*Aim of the task*
Determine the count of lines holding the string "Random". Return only the number.
======== Data provided
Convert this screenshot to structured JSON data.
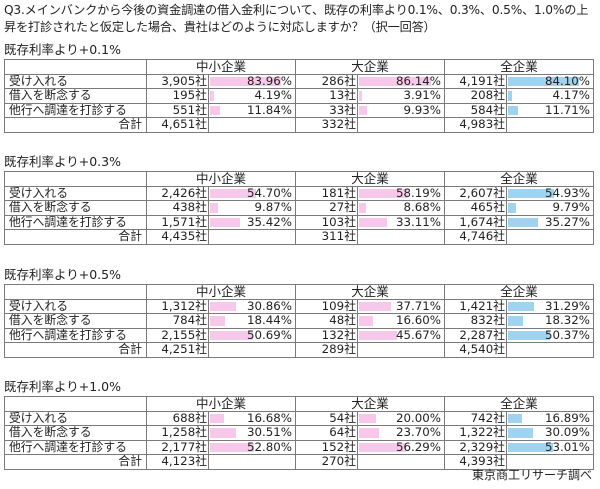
{
  "question": "Q3.メインバンクから今後の資金調達の借入金利について、既存の利率より0.1%、0.3%、0.5%、1.0%の上昇を打診されたと仮定した場合、貴社はどのように対応しますか？（択一回答）",
  "groups": [
    "中小企業",
    "大企業",
    "全企業"
  ],
  "total_label": "合計",
  "source": "東京商工リサーチ調べ",
  "colors": {
    "sme_bar": "#f7c8ea",
    "large_bar": "#f7c8ea",
    "all_bar": "#9fd3ef",
    "border": "#7a7a7a"
  },
  "blocks": [
    {
      "title": "既存利率より+0.1%",
      "rows": [
        {
          "label": "受け入れる",
          "sme": [
            "3,905社",
            "83.96%"
          ],
          "large": [
            "286社",
            "86.14%"
          ],
          "all": [
            "4,191社",
            "84.10%"
          ]
        },
        {
          "label": "借入を断念する",
          "sme": [
            "195社",
            "4.19%"
          ],
          "large": [
            "13社",
            "3.91%"
          ],
          "all": [
            "208社",
            "4.17%"
          ]
        },
        {
          "label": "他行へ調達を打診する",
          "sme": [
            "551社",
            "11.84%"
          ],
          "large": [
            "33社",
            "9.93%"
          ],
          "all": [
            "584社",
            "11.71%"
          ]
        }
      ],
      "totals": {
        "sme": "4,651社",
        "large": "332社",
        "all": "4,983社"
      }
    },
    {
      "title": "既存利率より+0.3%",
      "rows": [
        {
          "label": "受け入れる",
          "sme": [
            "2,426社",
            "54.70%"
          ],
          "large": [
            "181社",
            "58.19%"
          ],
          "all": [
            "2,607社",
            "54.93%"
          ]
        },
        {
          "label": "借入を断念する",
          "sme": [
            "438社",
            "9.87%"
          ],
          "large": [
            "27社",
            "8.68%"
          ],
          "all": [
            "465社",
            "9.79%"
          ]
        },
        {
          "label": "他行へ調達を打診する",
          "sme": [
            "1,571社",
            "35.42%"
          ],
          "large": [
            "103社",
            "33.11%"
          ],
          "all": [
            "1,674社",
            "35.27%"
          ]
        }
      ],
      "totals": {
        "sme": "4,435社",
        "large": "311社",
        "all": "4,746社"
      }
    },
    {
      "title": "既存利率より+0.5%",
      "rows": [
        {
          "label": "受け入れる",
          "sme": [
            "1,312社",
            "30.86%"
          ],
          "large": [
            "109社",
            "37.71%"
          ],
          "all": [
            "1,421社",
            "31.29%"
          ]
        },
        {
          "label": "借入を断念する",
          "sme": [
            "784社",
            "18.44%"
          ],
          "large": [
            "48社",
            "16.60%"
          ],
          "all": [
            "832社",
            "18.32%"
          ]
        },
        {
          "label": "他行へ調達を打診する",
          "sme": [
            "2,155社",
            "50.69%"
          ],
          "large": [
            "132社",
            "45.67%"
          ],
          "all": [
            "2,287社",
            "50.37%"
          ]
        }
      ],
      "totals": {
        "sme": "4,251社",
        "large": "289社",
        "all": "4,540社"
      }
    },
    {
      "title": "既存利率より+1.0%",
      "rows": [
        {
          "label": "受け入れる",
          "sme": [
            "688社",
            "16.68%"
          ],
          "large": [
            "54社",
            "20.00%"
          ],
          "all": [
            "742社",
            "16.89%"
          ]
        },
        {
          "label": "借入を断念する",
          "sme": [
            "1,258社",
            "30.51%"
          ],
          "large": [
            "64社",
            "23.70%"
          ],
          "all": [
            "1,322社",
            "30.09%"
          ]
        },
        {
          "label": "他行へ調達を打診する",
          "sme": [
            "2,177社",
            "52.80%"
          ],
          "large": [
            "152社",
            "56.29%"
          ],
          "all": [
            "2,329社",
            "53.01%"
          ]
        }
      ],
      "totals": {
        "sme": "4,123社",
        "large": "270社",
        "all": "4,393社"
      }
    }
  ]
}
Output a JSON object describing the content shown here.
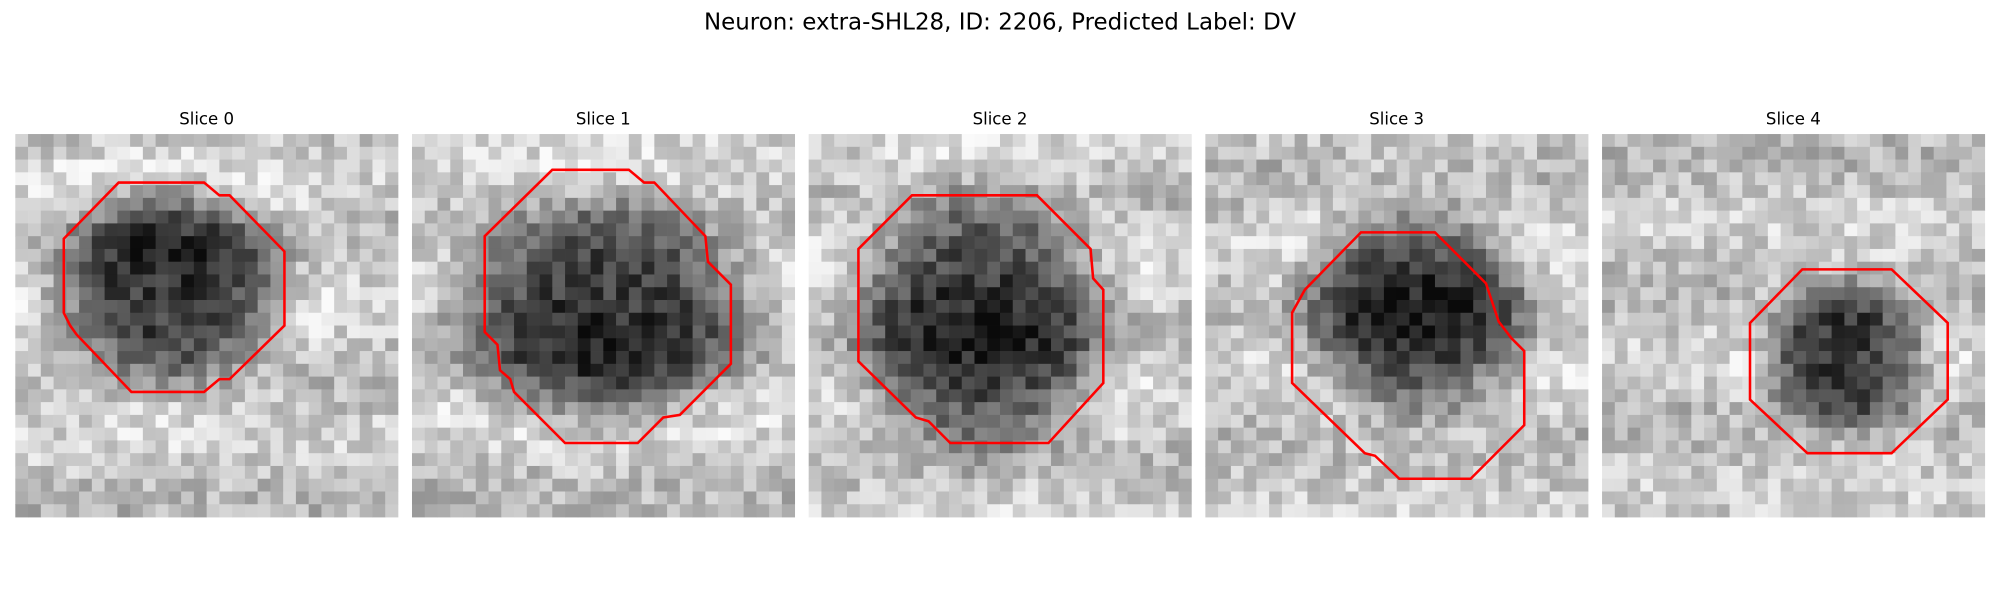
{
  "header": {
    "title": "Neuron: extra-SHL28, ID: 2206, Predicted Label: DV"
  },
  "panels": [
    {
      "title": "Slice 0"
    },
    {
      "title": "Slice 1"
    },
    {
      "title": "Slice 2"
    },
    {
      "title": "Slice 3"
    },
    {
      "title": "Slice 4"
    }
  ]
}
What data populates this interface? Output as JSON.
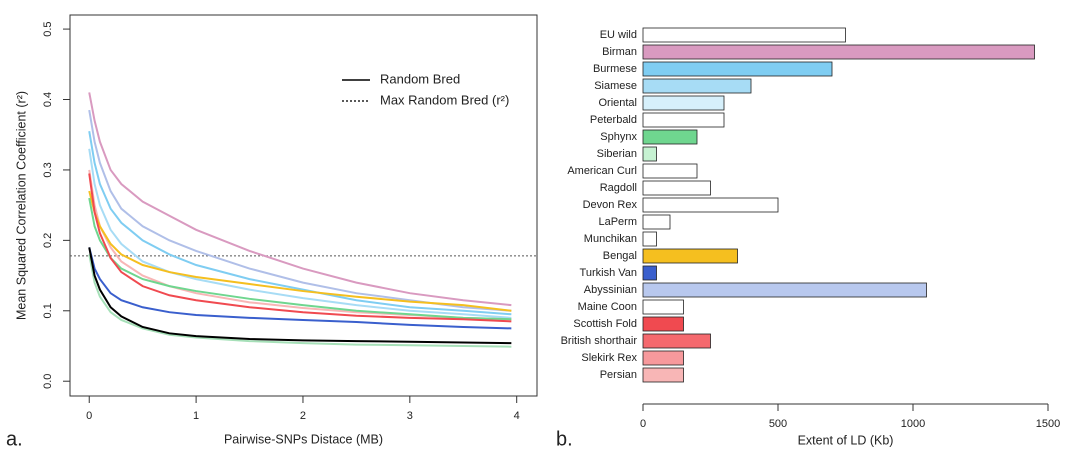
{
  "chart_data": [
    {
      "type": "line",
      "panel_label": "a.",
      "x_label": "Pairwise-SNPs Distace (MB)",
      "y_label": "Mean Squared Correlation Coefficient (r²)",
      "xlim": [
        -0.18,
        4.19
      ],
      "ylim": [
        -0.021,
        0.52
      ],
      "xticks": [
        0,
        1,
        2,
        3,
        4
      ],
      "yticks": [
        {
          "value": 0,
          "label": "0.0"
        },
        0.1,
        0.2,
        0.3,
        0.4,
        0.5
      ],
      "x": [
        0,
        0.05,
        0.1,
        0.2,
        0.3,
        0.5,
        0.75,
        1,
        1.5,
        2,
        2.5,
        3,
        3.5,
        3.95
      ],
      "series": [
        {
          "color": "#d99ac0",
          "values": [
            0.41,
            0.37,
            0.34,
            0.3,
            0.28,
            0.255,
            0.235,
            0.215,
            0.185,
            0.16,
            0.14,
            0.125,
            0.115,
            0.108
          ]
        },
        {
          "color": "#b0bfe8",
          "values": [
            0.385,
            0.34,
            0.31,
            0.27,
            0.245,
            0.22,
            0.2,
            0.185,
            0.16,
            0.14,
            0.125,
            0.115,
            0.105,
            0.1
          ]
        },
        {
          "color": "#7fcdf2",
          "values": [
            0.355,
            0.31,
            0.28,
            0.245,
            0.225,
            0.2,
            0.18,
            0.165,
            0.145,
            0.13,
            0.115,
            0.105,
            0.1,
            0.095
          ]
        },
        {
          "color": "#a7dcf5",
          "values": [
            0.33,
            0.28,
            0.25,
            0.215,
            0.195,
            0.17,
            0.155,
            0.145,
            0.13,
            0.118,
            0.108,
            0.1,
            0.095,
            0.09
          ]
        },
        {
          "color": "#f8b6b6",
          "values": [
            0.3,
            0.25,
            0.22,
            0.19,
            0.17,
            0.15,
            0.135,
            0.125,
            0.112,
            0.104,
            0.098,
            0.094,
            0.09,
            0.088
          ]
        },
        {
          "color": "#f5bf1f",
          "values": [
            0.27,
            0.24,
            0.22,
            0.195,
            0.18,
            0.165,
            0.155,
            0.148,
            0.138,
            0.128,
            0.12,
            0.113,
            0.108,
            0.1
          ]
        },
        {
          "color": "#6fd68f",
          "values": [
            0.26,
            0.22,
            0.2,
            0.175,
            0.16,
            0.145,
            0.135,
            0.128,
            0.117,
            0.108,
            0.1,
            0.095,
            0.09,
            0.088
          ]
        },
        {
          "color": "#f04a50",
          "values": [
            0.295,
            0.24,
            0.21,
            0.175,
            0.155,
            0.135,
            0.122,
            0.115,
            0.105,
            0.098,
            0.093,
            0.09,
            0.088,
            0.085
          ]
        },
        {
          "color": "#3a5fcd",
          "values": [
            0.19,
            0.16,
            0.145,
            0.125,
            0.115,
            0.105,
            0.098,
            0.094,
            0.09,
            0.087,
            0.084,
            0.08,
            0.077,
            0.075
          ]
        },
        {
          "color": "#a6e0b8",
          "values": [
            0.18,
            0.14,
            0.12,
            0.098,
            0.087,
            0.075,
            0.066,
            0.062,
            0.057,
            0.054,
            0.052,
            0.051,
            0.05,
            0.049
          ]
        },
        {
          "name": "Random Bred",
          "color": "#000000",
          "values": [
            0.19,
            0.15,
            0.13,
            0.105,
            0.092,
            0.077,
            0.068,
            0.064,
            0.06,
            0.058,
            0.057,
            0.056,
            0.055,
            0.054
          ]
        }
      ],
      "reference_line": {
        "name": "Max Random Bred (r²)",
        "value": 0.178,
        "color": "#555555",
        "style": "dotted"
      }
    },
    {
      "type": "barh",
      "panel_label": "b.",
      "x_label": "Extent of LD (Kb)",
      "xlim": [
        0,
        1500
      ],
      "xticks": [
        0,
        500,
        1000,
        1500
      ],
      "categories": [
        "EU wild",
        "Birman",
        "Burmese",
        "Siamese",
        "Oriental",
        "Peterbald",
        "Sphynx",
        "Siberian",
        "American Curl",
        "Ragdoll",
        "Devon Rex",
        "LaPerm",
        "Munchikan",
        "Bengal",
        "Turkish Van",
        "Abyssinian",
        "Maine Coon",
        "Scottish Fold",
        "British shorthair",
        "Slekirk Rex",
        "Persian"
      ],
      "values": [
        750,
        1450,
        700,
        400,
        300,
        300,
        200,
        50,
        200,
        250,
        500,
        100,
        50,
        350,
        50,
        1050,
        150,
        150,
        250,
        150,
        150
      ],
      "colors": [
        "#ffffff",
        "#d99ac0",
        "#7fcdf2",
        "#a7dcf5",
        "#d6f0fb",
        "#ffffff",
        "#6fd68f",
        "#c6f2d2",
        "#ffffff",
        "#ffffff",
        "#ffffff",
        "#ffffff",
        "#ffffff",
        "#f5bf1f",
        "#3a5fcd",
        "#b8c8ee",
        "#ffffff",
        "#f04a50",
        "#f5696e",
        "#f7999c",
        "#f8b6b6"
      ]
    }
  ]
}
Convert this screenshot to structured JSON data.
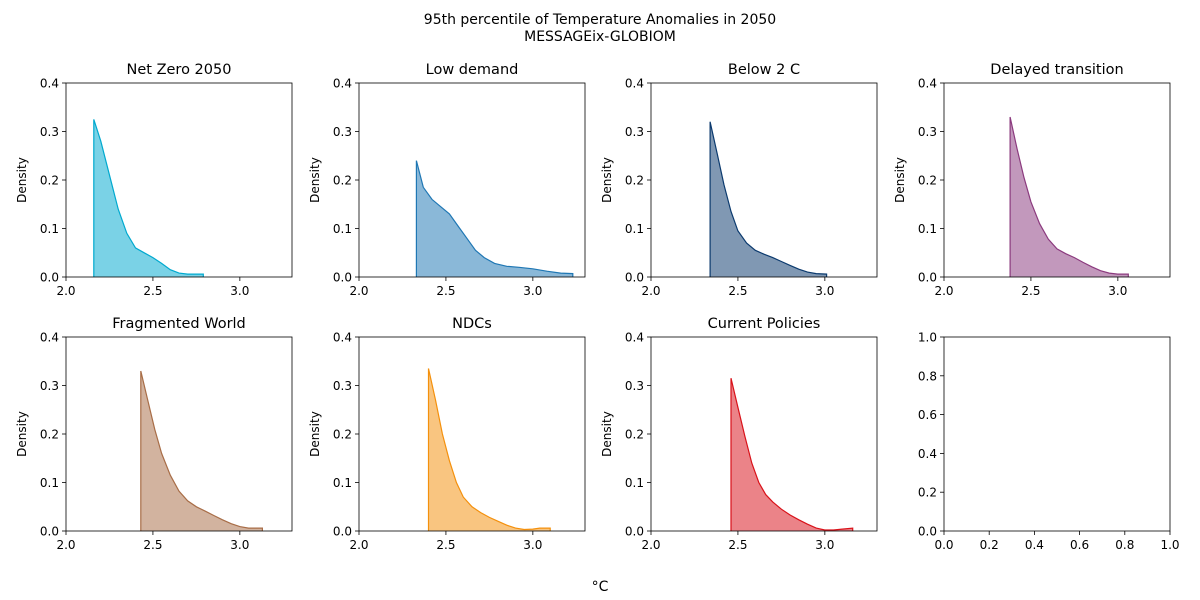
{
  "figure": {
    "title_line1": "95th percentile of Temperature Anomalies in 2050",
    "title_line2": "MESSAGEix-GLOBIOM",
    "xlabel": "°C"
  },
  "chart_data": [
    {
      "type": "area",
      "title": "Net Zero 2050",
      "ylabel": "Density",
      "color": "#00a9cf",
      "xlim": [
        2.0,
        3.3
      ],
      "ylim": [
        0,
        0.4
      ],
      "xticks": [
        "2.0",
        "2.5",
        "3.0"
      ],
      "yticks": [
        "0.0",
        "0.1",
        "0.2",
        "0.3",
        "0.4"
      ],
      "x": [
        2.16,
        2.2,
        2.25,
        2.3,
        2.35,
        2.4,
        2.45,
        2.5,
        2.55,
        2.6,
        2.65,
        2.7,
        2.75,
        2.79
      ],
      "y": [
        0.325,
        0.28,
        0.21,
        0.14,
        0.09,
        0.06,
        0.05,
        0.04,
        0.028,
        0.015,
        0.008,
        0.006,
        0.006,
        0.006
      ]
    },
    {
      "type": "area",
      "title": "Low demand",
      "ylabel": "Density",
      "color": "#1f77b4",
      "xlim": [
        2.0,
        3.3
      ],
      "ylim": [
        0,
        0.4
      ],
      "xticks": [
        "2.0",
        "2.5",
        "3.0"
      ],
      "yticks": [
        "0.0",
        "0.1",
        "0.2",
        "0.3",
        "0.4"
      ],
      "x": [
        2.33,
        2.37,
        2.42,
        2.47,
        2.52,
        2.57,
        2.62,
        2.67,
        2.72,
        2.78,
        2.85,
        2.92,
        3.0,
        3.08,
        3.16,
        3.23
      ],
      "y": [
        0.24,
        0.185,
        0.16,
        0.145,
        0.13,
        0.105,
        0.08,
        0.055,
        0.04,
        0.028,
        0.022,
        0.02,
        0.017,
        0.012,
        0.008,
        0.007
      ]
    },
    {
      "type": "area",
      "title": "Below 2 C",
      "ylabel": "Density",
      "color": "#0b3a6e",
      "xlim": [
        2.0,
        3.3
      ],
      "ylim": [
        0,
        0.4
      ],
      "xticks": [
        "2.0",
        "2.5",
        "3.0"
      ],
      "yticks": [
        "0.0",
        "0.1",
        "0.2",
        "0.3",
        "0.4"
      ],
      "x": [
        2.34,
        2.38,
        2.42,
        2.46,
        2.5,
        2.55,
        2.6,
        2.65,
        2.7,
        2.75,
        2.8,
        2.85,
        2.9,
        2.95,
        3.01
      ],
      "y": [
        0.32,
        0.255,
        0.19,
        0.135,
        0.095,
        0.07,
        0.055,
        0.047,
        0.04,
        0.032,
        0.024,
        0.016,
        0.01,
        0.007,
        0.006
      ]
    },
    {
      "type": "area",
      "title": "Delayed transition",
      "ylabel": "Density",
      "color": "#8b3a7e",
      "xlim": [
        2.0,
        3.3
      ],
      "ylim": [
        0,
        0.4
      ],
      "xticks": [
        "2.0",
        "2.5",
        "3.0"
      ],
      "yticks": [
        "0.0",
        "0.1",
        "0.2",
        "0.3",
        "0.4"
      ],
      "x": [
        2.38,
        2.42,
        2.46,
        2.5,
        2.55,
        2.6,
        2.65,
        2.7,
        2.75,
        2.8,
        2.85,
        2.9,
        2.95,
        3.0,
        3.06
      ],
      "y": [
        0.33,
        0.265,
        0.205,
        0.155,
        0.11,
        0.078,
        0.058,
        0.048,
        0.04,
        0.03,
        0.021,
        0.013,
        0.008,
        0.006,
        0.006
      ]
    },
    {
      "type": "area",
      "title": "Fragmented World",
      "ylabel": "Density",
      "color": "#a86d47",
      "xlim": [
        2.0,
        3.3
      ],
      "ylim": [
        0,
        0.4
      ],
      "xticks": [
        "2.0",
        "2.5",
        "3.0"
      ],
      "yticks": [
        "0.0",
        "0.1",
        "0.2",
        "0.3",
        "0.4"
      ],
      "x": [
        2.43,
        2.47,
        2.51,
        2.55,
        2.6,
        2.65,
        2.7,
        2.75,
        2.8,
        2.85,
        2.9,
        2.95,
        3.0,
        3.05,
        3.13
      ],
      "y": [
        0.33,
        0.27,
        0.21,
        0.16,
        0.115,
        0.082,
        0.062,
        0.05,
        0.041,
        0.032,
        0.023,
        0.015,
        0.009,
        0.006,
        0.006
      ]
    },
    {
      "type": "area",
      "title": "NDCs",
      "ylabel": "Density",
      "color": "#f4900c",
      "xlim": [
        2.0,
        3.3
      ],
      "ylim": [
        0,
        0.4
      ],
      "xticks": [
        "2.0",
        "2.5",
        "3.0"
      ],
      "yticks": [
        "0.0",
        "0.1",
        "0.2",
        "0.3",
        "0.4"
      ],
      "x": [
        2.4,
        2.44,
        2.48,
        2.52,
        2.56,
        2.6,
        2.65,
        2.7,
        2.75,
        2.8,
        2.85,
        2.9,
        2.95,
        3.0,
        3.04,
        3.1
      ],
      "y": [
        0.335,
        0.27,
        0.2,
        0.145,
        0.1,
        0.07,
        0.05,
        0.038,
        0.028,
        0.02,
        0.012,
        0.006,
        0.003,
        0.004,
        0.006,
        0.006
      ]
    },
    {
      "type": "area",
      "title": "Current Policies",
      "ylabel": "Density",
      "color": "#d9121a",
      "xlim": [
        2.0,
        3.3
      ],
      "ylim": [
        0,
        0.4
      ],
      "xticks": [
        "2.0",
        "2.5",
        "3.0"
      ],
      "yticks": [
        "0.0",
        "0.1",
        "0.2",
        "0.3",
        "0.4"
      ],
      "x": [
        2.46,
        2.5,
        2.54,
        2.58,
        2.62,
        2.66,
        2.7,
        2.75,
        2.8,
        2.85,
        2.9,
        2.95,
        3.0,
        3.05,
        3.1,
        3.16
      ],
      "y": [
        0.315,
        0.255,
        0.195,
        0.14,
        0.1,
        0.075,
        0.06,
        0.045,
        0.033,
        0.023,
        0.014,
        0.006,
        0.002,
        0.002,
        0.004,
        0.006
      ]
    },
    {
      "type": "area",
      "title": "",
      "ylabel": "",
      "color": "#000000",
      "xlim": [
        0,
        1
      ],
      "ylim": [
        0,
        1
      ],
      "xticks": [
        "0.0",
        "0.2",
        "0.4",
        "0.6",
        "0.8",
        "1.0"
      ],
      "yticks": [
        "0.0",
        "0.2",
        "0.4",
        "0.6",
        "0.8",
        "1.0"
      ],
      "x": [],
      "y": []
    }
  ]
}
================
*Complete response*
2